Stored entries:
-------
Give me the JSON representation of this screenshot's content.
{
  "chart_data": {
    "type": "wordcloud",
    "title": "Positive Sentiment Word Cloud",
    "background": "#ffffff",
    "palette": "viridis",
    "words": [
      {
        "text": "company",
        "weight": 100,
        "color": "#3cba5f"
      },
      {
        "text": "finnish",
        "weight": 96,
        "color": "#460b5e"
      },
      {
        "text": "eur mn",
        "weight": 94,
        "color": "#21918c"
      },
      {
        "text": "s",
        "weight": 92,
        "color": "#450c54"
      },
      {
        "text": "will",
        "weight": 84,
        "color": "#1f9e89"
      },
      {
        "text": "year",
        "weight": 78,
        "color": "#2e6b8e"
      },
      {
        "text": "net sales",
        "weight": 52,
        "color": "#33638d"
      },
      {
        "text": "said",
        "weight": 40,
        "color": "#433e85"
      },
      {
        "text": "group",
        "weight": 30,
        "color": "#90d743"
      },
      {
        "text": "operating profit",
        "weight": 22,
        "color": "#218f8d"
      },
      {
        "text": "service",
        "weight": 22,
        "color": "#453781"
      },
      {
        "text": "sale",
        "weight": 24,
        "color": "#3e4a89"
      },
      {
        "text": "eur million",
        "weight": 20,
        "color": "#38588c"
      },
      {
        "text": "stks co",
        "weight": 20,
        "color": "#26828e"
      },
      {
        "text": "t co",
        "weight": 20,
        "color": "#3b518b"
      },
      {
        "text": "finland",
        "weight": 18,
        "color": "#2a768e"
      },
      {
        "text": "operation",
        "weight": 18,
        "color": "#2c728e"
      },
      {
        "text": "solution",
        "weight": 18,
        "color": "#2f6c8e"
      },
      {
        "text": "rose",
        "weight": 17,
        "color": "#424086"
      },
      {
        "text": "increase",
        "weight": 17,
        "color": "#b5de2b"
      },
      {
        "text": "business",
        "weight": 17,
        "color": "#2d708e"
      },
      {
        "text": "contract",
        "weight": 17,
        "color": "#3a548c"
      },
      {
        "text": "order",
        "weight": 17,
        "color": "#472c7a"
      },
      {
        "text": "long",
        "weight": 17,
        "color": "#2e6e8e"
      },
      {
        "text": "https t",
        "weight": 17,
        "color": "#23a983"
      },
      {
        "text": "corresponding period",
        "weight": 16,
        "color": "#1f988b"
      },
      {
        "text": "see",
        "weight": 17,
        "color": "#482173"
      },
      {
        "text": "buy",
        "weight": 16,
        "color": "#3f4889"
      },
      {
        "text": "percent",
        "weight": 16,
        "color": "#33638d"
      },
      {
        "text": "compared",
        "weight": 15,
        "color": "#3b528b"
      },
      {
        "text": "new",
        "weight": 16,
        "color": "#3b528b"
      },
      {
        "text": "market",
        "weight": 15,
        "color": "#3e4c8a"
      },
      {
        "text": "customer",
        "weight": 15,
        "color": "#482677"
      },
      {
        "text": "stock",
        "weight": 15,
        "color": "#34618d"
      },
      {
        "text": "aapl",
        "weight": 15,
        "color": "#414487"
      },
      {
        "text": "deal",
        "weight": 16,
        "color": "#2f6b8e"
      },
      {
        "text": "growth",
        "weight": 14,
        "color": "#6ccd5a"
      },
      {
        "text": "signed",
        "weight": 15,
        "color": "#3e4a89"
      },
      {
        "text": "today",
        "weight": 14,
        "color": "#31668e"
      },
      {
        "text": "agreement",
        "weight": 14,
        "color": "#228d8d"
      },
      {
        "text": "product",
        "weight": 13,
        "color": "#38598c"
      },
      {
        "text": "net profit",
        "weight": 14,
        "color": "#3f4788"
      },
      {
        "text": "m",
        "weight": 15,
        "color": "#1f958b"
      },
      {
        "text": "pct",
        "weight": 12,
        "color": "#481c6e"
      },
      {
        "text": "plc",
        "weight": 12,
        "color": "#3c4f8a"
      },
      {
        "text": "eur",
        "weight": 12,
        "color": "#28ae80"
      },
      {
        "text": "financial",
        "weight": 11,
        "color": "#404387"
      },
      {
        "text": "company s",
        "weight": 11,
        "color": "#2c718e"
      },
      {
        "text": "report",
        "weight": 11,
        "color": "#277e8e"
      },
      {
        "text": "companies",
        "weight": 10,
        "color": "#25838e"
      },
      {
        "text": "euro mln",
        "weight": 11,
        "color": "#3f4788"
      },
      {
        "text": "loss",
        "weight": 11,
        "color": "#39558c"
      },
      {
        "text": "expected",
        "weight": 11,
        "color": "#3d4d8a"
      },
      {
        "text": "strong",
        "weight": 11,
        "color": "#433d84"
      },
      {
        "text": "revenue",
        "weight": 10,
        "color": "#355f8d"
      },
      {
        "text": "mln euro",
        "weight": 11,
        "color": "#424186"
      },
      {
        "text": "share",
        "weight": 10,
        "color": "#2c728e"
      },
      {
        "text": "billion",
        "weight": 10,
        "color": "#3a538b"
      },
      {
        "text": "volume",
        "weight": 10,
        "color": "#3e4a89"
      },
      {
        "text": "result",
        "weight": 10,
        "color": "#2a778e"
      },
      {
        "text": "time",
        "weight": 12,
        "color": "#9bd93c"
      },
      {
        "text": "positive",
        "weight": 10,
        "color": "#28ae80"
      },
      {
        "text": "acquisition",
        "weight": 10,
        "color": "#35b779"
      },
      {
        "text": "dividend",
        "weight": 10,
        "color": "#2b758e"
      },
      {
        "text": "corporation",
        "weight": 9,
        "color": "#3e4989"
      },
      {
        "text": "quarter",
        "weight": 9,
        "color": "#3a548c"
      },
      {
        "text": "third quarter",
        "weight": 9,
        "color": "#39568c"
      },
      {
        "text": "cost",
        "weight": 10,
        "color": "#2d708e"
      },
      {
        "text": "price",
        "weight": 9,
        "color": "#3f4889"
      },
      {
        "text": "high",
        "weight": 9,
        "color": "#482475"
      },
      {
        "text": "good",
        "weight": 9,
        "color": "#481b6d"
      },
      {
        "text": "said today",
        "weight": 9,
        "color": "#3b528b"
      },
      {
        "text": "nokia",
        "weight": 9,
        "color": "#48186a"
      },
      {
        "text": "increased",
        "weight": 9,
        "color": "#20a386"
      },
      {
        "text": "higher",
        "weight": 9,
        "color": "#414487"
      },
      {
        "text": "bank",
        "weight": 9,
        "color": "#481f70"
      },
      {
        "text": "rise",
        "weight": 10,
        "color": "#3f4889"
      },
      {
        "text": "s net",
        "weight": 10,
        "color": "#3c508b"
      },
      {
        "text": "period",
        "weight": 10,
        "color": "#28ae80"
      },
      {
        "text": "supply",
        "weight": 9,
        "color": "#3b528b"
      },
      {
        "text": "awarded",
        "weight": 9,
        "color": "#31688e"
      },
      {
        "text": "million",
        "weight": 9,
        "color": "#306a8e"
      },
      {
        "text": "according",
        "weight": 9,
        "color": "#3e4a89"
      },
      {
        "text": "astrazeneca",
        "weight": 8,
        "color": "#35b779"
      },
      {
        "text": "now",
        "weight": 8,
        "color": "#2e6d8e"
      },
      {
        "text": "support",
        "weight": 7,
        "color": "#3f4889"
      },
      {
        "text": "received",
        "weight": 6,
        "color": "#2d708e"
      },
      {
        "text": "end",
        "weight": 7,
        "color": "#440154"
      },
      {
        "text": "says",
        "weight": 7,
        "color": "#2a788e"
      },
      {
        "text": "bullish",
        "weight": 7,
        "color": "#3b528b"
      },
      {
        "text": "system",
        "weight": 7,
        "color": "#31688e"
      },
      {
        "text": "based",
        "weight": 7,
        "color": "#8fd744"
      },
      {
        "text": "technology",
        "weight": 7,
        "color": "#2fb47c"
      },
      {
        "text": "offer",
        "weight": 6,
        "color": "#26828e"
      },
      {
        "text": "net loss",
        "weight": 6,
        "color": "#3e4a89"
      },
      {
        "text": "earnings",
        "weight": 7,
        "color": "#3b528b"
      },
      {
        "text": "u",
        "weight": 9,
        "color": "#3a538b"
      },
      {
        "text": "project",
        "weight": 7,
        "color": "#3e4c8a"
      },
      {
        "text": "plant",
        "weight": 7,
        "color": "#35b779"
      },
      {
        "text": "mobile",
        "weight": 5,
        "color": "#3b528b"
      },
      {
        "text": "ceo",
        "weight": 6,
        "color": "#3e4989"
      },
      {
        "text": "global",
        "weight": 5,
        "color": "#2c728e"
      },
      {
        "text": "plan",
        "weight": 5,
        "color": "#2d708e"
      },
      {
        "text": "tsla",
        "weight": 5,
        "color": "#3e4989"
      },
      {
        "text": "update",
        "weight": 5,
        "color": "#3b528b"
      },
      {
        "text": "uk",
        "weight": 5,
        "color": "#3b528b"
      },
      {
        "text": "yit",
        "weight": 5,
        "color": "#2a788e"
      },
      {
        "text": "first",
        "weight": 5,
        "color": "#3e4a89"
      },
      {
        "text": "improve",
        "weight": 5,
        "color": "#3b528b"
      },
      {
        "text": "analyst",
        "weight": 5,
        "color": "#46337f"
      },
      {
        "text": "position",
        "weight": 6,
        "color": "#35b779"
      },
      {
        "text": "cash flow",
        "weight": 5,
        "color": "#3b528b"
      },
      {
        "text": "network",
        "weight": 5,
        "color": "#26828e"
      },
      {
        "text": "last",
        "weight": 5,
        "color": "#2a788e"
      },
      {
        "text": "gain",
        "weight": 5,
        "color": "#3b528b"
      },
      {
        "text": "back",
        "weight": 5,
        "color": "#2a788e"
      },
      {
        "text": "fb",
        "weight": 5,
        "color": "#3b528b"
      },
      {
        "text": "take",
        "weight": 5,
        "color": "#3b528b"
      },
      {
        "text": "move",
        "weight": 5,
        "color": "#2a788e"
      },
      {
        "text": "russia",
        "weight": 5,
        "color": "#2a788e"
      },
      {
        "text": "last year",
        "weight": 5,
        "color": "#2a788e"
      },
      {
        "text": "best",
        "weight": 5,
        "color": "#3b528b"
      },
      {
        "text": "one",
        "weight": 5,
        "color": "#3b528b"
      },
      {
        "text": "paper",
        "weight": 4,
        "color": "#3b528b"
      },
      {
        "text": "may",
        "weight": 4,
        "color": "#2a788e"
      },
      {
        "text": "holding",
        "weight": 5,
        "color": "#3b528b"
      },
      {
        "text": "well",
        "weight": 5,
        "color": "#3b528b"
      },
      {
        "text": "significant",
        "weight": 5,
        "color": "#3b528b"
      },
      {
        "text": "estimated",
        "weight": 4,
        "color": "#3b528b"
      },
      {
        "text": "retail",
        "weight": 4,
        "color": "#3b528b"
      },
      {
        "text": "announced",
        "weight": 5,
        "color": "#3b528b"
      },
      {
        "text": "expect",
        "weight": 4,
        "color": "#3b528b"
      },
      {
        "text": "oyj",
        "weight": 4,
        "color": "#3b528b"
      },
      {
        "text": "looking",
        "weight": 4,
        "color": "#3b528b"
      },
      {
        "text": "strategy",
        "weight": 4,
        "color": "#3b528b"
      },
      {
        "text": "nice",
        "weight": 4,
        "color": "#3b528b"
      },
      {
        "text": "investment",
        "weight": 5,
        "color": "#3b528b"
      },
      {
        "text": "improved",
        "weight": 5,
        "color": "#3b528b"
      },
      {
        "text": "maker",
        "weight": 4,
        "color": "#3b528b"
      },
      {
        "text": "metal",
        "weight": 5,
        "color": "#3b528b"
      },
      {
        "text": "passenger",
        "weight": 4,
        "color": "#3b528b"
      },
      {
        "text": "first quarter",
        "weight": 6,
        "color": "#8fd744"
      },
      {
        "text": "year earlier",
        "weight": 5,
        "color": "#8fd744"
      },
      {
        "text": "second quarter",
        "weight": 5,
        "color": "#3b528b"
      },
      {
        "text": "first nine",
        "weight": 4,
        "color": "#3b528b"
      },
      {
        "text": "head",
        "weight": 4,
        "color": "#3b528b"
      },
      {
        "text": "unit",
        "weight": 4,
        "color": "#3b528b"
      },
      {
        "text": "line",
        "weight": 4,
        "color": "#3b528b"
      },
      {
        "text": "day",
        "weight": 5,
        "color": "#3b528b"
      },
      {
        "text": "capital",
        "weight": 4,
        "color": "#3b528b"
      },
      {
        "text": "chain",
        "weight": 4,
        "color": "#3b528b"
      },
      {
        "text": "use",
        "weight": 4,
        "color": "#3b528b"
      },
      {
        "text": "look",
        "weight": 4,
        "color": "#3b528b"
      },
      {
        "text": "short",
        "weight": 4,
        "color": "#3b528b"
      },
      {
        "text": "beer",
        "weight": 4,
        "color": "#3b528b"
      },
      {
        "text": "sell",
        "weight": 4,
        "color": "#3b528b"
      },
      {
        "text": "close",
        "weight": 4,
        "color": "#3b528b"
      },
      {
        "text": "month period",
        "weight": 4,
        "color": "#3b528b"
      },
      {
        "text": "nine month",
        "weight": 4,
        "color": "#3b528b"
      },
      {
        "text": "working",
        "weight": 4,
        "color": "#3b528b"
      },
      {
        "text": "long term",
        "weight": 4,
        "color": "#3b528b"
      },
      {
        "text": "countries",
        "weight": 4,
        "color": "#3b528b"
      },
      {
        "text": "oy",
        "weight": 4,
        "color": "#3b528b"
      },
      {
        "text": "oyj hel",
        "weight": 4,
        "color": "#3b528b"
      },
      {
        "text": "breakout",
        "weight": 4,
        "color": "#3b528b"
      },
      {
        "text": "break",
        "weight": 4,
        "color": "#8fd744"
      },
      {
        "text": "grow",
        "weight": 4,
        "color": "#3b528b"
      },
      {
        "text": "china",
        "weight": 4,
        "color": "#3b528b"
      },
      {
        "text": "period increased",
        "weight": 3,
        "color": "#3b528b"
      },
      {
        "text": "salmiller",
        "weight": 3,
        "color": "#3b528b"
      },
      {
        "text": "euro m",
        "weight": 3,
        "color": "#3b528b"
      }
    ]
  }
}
-------
__GIVEN TASK__
Read the lines above. Gather those in which the string "quarter" is found.

__WORKED SOLUTION__
        "text": "quarter",
        "text": "third quarter",
        "text": "first quarter",
        "text": "second quarter",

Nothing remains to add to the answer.